Parts of the exercise:
1 - According to the passage on India's digital finance infrastructure, why does India's approach to small business finance matter beyond India? Answer in one to three sentences.
2 - Write out a part of the passage on India's digital finance infrastructure word for word. Begin at the words "This matters because" and stop after "developments particularly important.".

Selected extract:
§ §

Over the past decade, India has built a large-scale digital public infrastructure ecosystem around Aadhaar, UPI, GST-linked data systems, account aggregators and digital lending frameworks. Together, these systems have started reshaping how small businesses access formal finance.
This matters because many developing economies face similar challenges around credit assessment, financial inclusion and SME formalisation.
As BRICS economies explore deeper cooperation, India’s fintech infrastructure model could gradually evolve into a reference framework for other emerging markets seeking scalable SME financing solutions. The focus on seamless global trade payments during the discussions also points toward a broader ambition: reducing friction in cross-border transactions for smaller businesses.
In practical terms, easier payment systems, interoperable digital finance networks and faster settlement mechanisms could lower barriers for SMEs participating in international trade.
A Potential Shift in Trade Corridors
The geopolitical backdrop makes these developments particularly important.

§ §

Source data:

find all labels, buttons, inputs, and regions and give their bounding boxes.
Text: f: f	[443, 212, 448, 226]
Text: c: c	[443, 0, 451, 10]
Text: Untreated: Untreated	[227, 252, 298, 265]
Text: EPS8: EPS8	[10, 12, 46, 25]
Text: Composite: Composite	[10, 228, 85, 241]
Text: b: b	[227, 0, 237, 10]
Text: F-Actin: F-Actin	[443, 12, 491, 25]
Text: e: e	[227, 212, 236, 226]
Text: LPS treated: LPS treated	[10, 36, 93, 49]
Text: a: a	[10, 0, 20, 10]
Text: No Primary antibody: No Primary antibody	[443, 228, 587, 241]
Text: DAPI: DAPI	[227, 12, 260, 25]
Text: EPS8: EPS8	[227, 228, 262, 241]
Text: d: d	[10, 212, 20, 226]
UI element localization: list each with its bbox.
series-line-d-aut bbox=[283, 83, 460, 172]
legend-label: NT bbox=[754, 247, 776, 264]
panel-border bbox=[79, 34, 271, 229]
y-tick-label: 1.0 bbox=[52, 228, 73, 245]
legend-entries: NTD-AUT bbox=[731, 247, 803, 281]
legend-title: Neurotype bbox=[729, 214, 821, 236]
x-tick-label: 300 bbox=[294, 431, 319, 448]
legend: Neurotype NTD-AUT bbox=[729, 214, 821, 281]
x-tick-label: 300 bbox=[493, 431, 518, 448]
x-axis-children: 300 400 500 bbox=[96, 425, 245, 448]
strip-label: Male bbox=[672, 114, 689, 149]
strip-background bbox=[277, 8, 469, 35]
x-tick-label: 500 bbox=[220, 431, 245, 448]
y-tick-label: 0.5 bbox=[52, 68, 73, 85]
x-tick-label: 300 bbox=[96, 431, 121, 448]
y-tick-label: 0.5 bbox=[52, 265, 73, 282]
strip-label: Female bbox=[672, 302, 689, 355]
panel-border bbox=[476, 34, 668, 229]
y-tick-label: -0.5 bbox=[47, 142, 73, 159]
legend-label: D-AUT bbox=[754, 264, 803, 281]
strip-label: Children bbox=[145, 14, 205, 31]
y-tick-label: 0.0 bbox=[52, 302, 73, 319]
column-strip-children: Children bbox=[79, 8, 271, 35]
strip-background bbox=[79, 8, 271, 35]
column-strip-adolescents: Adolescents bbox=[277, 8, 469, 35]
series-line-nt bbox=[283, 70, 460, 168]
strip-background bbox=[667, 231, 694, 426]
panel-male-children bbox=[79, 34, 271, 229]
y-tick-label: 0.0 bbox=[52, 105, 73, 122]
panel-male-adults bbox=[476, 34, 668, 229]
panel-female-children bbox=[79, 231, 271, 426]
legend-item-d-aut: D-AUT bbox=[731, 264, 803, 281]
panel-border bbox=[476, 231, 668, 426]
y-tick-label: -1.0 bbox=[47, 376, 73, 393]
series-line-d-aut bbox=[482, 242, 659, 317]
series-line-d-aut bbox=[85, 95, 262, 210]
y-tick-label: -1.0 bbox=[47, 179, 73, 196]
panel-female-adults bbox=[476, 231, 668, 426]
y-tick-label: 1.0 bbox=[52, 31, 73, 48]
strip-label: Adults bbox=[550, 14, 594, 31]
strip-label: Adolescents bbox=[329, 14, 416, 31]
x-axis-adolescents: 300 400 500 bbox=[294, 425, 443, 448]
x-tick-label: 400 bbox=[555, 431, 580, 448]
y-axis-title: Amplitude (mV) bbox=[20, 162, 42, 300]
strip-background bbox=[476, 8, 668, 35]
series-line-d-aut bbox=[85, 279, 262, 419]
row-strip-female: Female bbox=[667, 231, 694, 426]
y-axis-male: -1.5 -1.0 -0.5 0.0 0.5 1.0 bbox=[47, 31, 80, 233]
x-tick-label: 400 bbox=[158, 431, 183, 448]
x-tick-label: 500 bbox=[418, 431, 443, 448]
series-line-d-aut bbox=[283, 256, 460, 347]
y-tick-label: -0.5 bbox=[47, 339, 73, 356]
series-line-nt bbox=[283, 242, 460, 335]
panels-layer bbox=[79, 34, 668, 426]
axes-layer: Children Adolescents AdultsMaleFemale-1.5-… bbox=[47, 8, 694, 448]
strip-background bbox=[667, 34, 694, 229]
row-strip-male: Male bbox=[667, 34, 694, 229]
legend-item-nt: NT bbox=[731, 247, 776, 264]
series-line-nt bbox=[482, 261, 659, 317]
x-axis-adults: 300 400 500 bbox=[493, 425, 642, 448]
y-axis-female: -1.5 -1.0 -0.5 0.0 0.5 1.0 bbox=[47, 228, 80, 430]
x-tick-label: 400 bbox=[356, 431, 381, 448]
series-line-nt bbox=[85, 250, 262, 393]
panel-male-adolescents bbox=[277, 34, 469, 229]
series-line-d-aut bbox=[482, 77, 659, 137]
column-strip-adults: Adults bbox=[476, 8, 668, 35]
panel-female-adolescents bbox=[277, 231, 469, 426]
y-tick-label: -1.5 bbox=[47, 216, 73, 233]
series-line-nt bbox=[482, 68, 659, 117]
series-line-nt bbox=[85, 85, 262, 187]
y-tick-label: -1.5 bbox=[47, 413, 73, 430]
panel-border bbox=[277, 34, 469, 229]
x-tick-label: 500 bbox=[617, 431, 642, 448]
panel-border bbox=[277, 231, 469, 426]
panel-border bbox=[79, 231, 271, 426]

§ §

Answers given:
1 - It matters because many developing economies face similar challenges around credit assessment, financial inclusion and SME formalisation. As BRICS economies explore deeper cooperation, India's fintech infrastructure model could gradually become a reference framework for other emerging markets looking for scalable SME financing solutions.

2 -
This matters because many developing economies face similar challenges around credit assessment, financial inclusion and SME formalisation.
As BRICS economies explore deeper cooperation, India’s fintech infrastructure model could gradually evolve into a reference framework for other emerging markets seeking scalable SME financing solutions. The focus on seamless global trade payments during the discussions also points toward a broader ambition: reducing friction in cross-border transactions for smaller businesses.
In practical terms, easier payment systems, interoperable digital finance networks and faster settlement mechanisms could lower barriers for SMEs participating in international trade.
A Potential Shift in Trade Corridors
The geopolitical backdrop makes these developments particularly important.